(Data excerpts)
** Start **

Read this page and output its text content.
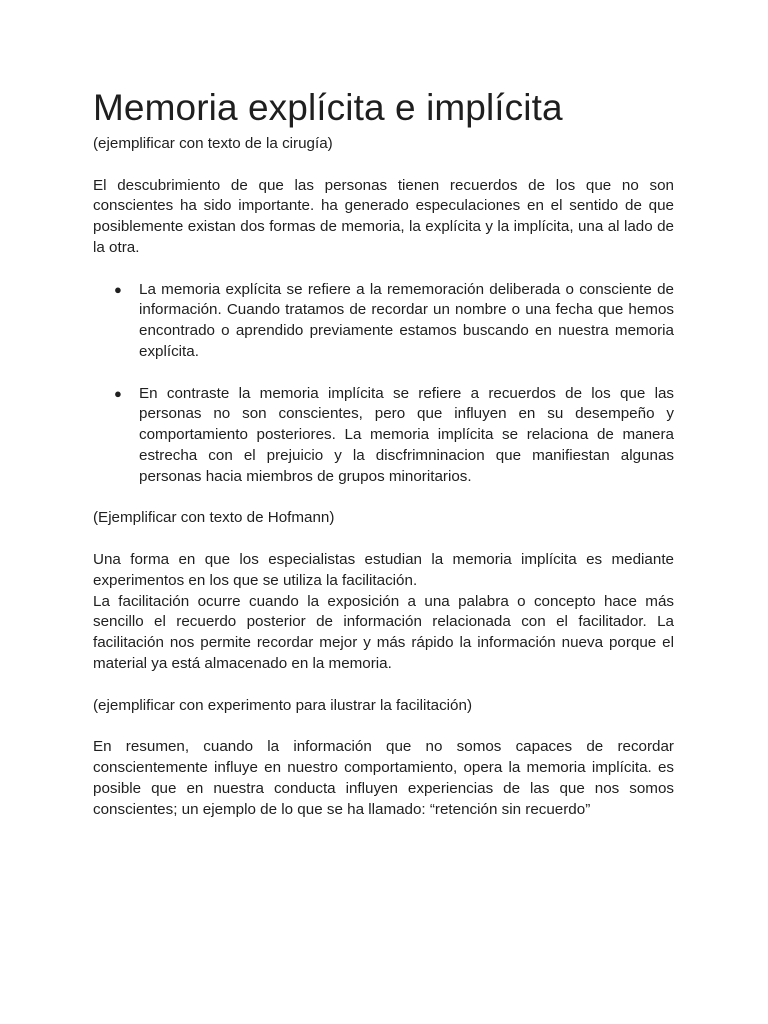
Memoria explícita e implícita

(ejemplificar con texto de la cirugía)

El descubrimiento de que las personas tienen recuerdos de los que no son conscientes ha sido importante. ha generado especulaciones en el sentido de que posiblemente existan dos formas de memoria, la explícita y la implícita, una al lado de la otra.

● La memoria explícita se refiere a la rememoración deliberada o consciente de información. Cuando tratamos de recordar un nombre o una fecha que hemos encontrado o aprendido previamente estamos buscando en nuestra memoria explícita.
● En contraste la memoria implícita se refiere a recuerdos de los que las personas no son conscientes, pero que influyen en su desempeño y comportamiento posteriores. La memoria implícita se relaciona de manera estrecha con el prejuicio y la discfrimninacion que manifiestan algunas personas hacia miembros de grupos minoritarios.

(Ejemplificar con texto de Hofmann)

Una forma en que los especialistas estudian la memoria implícita es mediante experimentos en los que se utiliza la facilitación.

La facilitación ocurre cuando la exposición a una palabra o concepto hace más sencillo el recuerdo posterior de información relacionada con el facilitador. La facilitación nos permite recordar mejor y más rápido la información nueva porque el material ya está almacenado en la memoria.

(ejemplificar con experimento para ilustrar la facilitación)

En resumen, cuando la información que no somos capaces de recordar conscientemente influye en nuestro comportamiento, opera la memoria implícita. es posible que en nuestra conducta influyen experiencias de las que nos somos conscientes; un ejemplo de lo que se ha llamado: “retención sin recuerdo”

** End **

Aim: Take the entries shown above and quote them verbatim, passing over the pictures.

Written solution:
Read this page and output its text content.
Memoria explícita e implícita

(ejemplificar con texto de la cirugía)

El descubrimiento de que las personas tienen recuerdos de los que no son conscientes ha sido importante. ha generado especulaciones en el sentido de que posiblemente existan dos formas de memoria, la explícita y la implícita, una al lado de la otra.

● La memoria explícita se refiere a la rememoración deliberada o consciente de información. Cuando tratamos de recordar un nombre o una fecha que hemos encontrado o aprendido previamente estamos buscando en nuestra memoria explícita.
● En contraste la memoria implícita se refiere a recuerdos de los que las personas no son conscientes, pero que influyen en su desempeño y comportamiento posteriores. La memoria implícita se relaciona de manera estrecha con el prejuicio y la discfrimninacion que manifiestan algunas personas hacia miembros de grupos minoritarios.

(Ejemplificar con texto de Hofmann)

Una forma en que los especialistas estudian la memoria implícita es mediante experimentos en los que se utiliza la facilitación.

La facilitación ocurre cuando la exposición a una palabra o concepto hace más sencillo el recuerdo posterior de información relacionada con el facilitador. La facilitación nos permite recordar mejor y más rápido la información nueva porque el material ya está almacenado en la memoria.

(ejemplificar con experimento para ilustrar la facilitación)

En resumen, cuando la información que no somos capaces de recordar conscientemente influye en nuestro comportamiento, opera la memoria implícita. es posible que en nuestra conducta influyen experiencias de las que nos somos conscientes; un ejemplo de lo que se ha llamado: “retención sin recuerdo”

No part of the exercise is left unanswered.